— Recorded information —
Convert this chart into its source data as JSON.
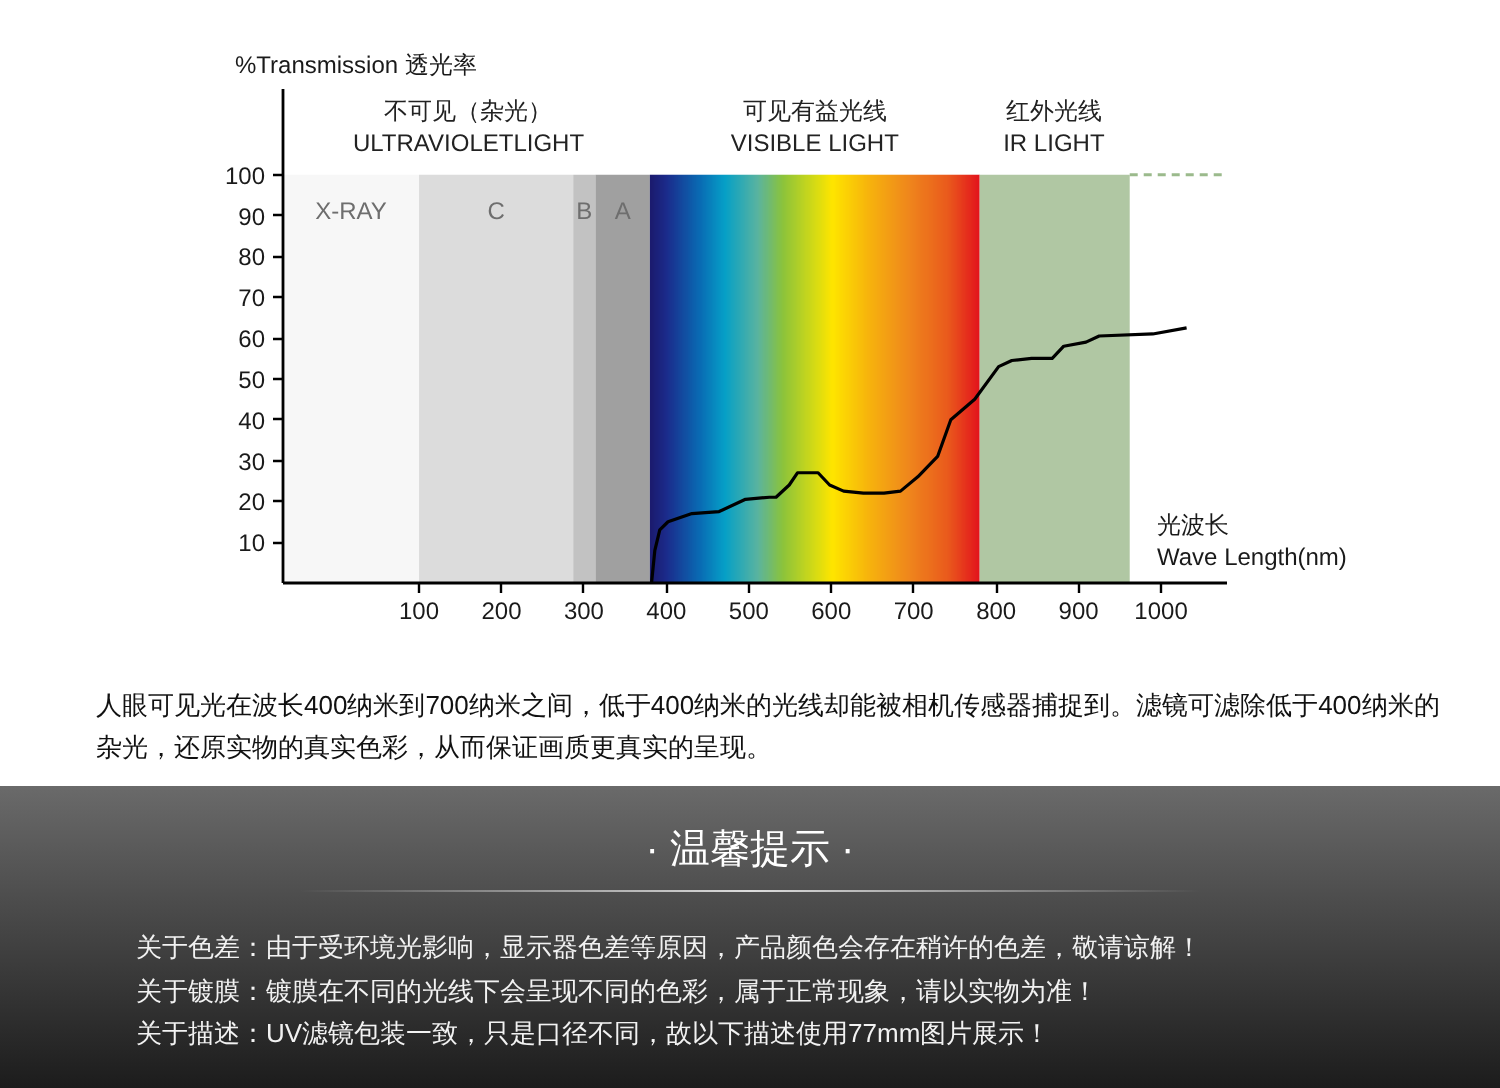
{
  "chart_data": {
    "type": "line",
    "ylabel": "%Transmission 透光率",
    "xlabel": "光波长\nWave Length(nm)",
    "xlim": [
      -65,
      1080
    ],
    "ylim": [
      0,
      121
    ],
    "xticks": [
      100,
      200,
      300,
      400,
      500,
      600,
      700,
      800,
      900,
      1000
    ],
    "yticks": [
      10,
      20,
      30,
      40,
      50,
      60,
      70,
      80,
      90,
      100
    ],
    "grid": false,
    "marker": "none",
    "bands": [
      {
        "axis": "x",
        "from": -65,
        "to": 100,
        "label": "X-RAY",
        "color": "#f7f7f7"
      },
      {
        "axis": "x",
        "from": 100,
        "to": 287,
        "label": "C",
        "color": "#dcdcdc"
      },
      {
        "axis": "x",
        "from": 287,
        "to": 314,
        "label": "B",
        "color": "#c2c2c2"
      },
      {
        "axis": "x",
        "from": 314,
        "to": 380,
        "label": "A",
        "color": "#a0a0a0"
      },
      {
        "axis": "x",
        "from": 380,
        "to": 780
      },
      {
        "axis": "x",
        "from": 780,
        "to": 962,
        "color": "#b0c7a3"
      }
    ],
    "series": [
      {
        "x": [
          382,
          384,
          386,
          392,
          402,
          431,
          464,
          496,
          525,
          533,
          549,
          559,
          584,
          598,
          615,
          639,
          664,
          684,
          705,
          729,
          745,
          774,
          803,
          819,
          843,
          868,
          882,
          909,
          925,
          990,
          1031
        ],
        "values": [
          0,
          4,
          8,
          13,
          15,
          17,
          17.5,
          20.5,
          21,
          21,
          24,
          27,
          27,
          24,
          22.5,
          22,
          22,
          22.5,
          26,
          31,
          40,
          45,
          53,
          54.5,
          55,
          55,
          58,
          59,
          60.5,
          61,
          62.5
        ],
        "color": "#000000"
      },
      {
        "x": [
          962,
          1080
        ],
        "values": [
          100,
          100
        ],
        "color": "#9bba8c",
        "line_style": "dashed"
      }
    ],
    "annotations": [
      {
        "text": "不可见（杂光）\nULTRAVIOLETLIGHT",
        "x": 160,
        "y": 100
      },
      {
        "text": "可见有益光线\nVISIBLE LIGHT",
        "x": 580,
        "y": 100
      },
      {
        "text": "红外光线\nIR LIGHT",
        "x": 870,
        "y": 100
      },
      "人眼可见光在波长400纳米到700纳米之间，低于400纳米的光线却能被相机传感器捕捉到。滤镜可滤除低于400纳米的杂光，还原实物的真实色彩，从而保证画质更真实的呈现。",
      "· 温馨提示 ·",
      "关于色差：由于受环境光影响，显示器色差等原因，产品颜色会存在稍许的色差，敬请谅解！",
      "关于镀膜：镀膜在不同的光线下会呈现不同的色彩，属于正常现象，请以实物为准！",
      "关于描述：UV滤镜包装一致，只是口径不同，故以下描述使用77mm图片展示！"
    ]
  }
}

— Task prompt —
Sift through the entries and copy every line with "from".

— Result —
        "from": -65,
        "from": 100,
        "from": 287,
        "from": 314,
        "from": 380,
        "from": 780,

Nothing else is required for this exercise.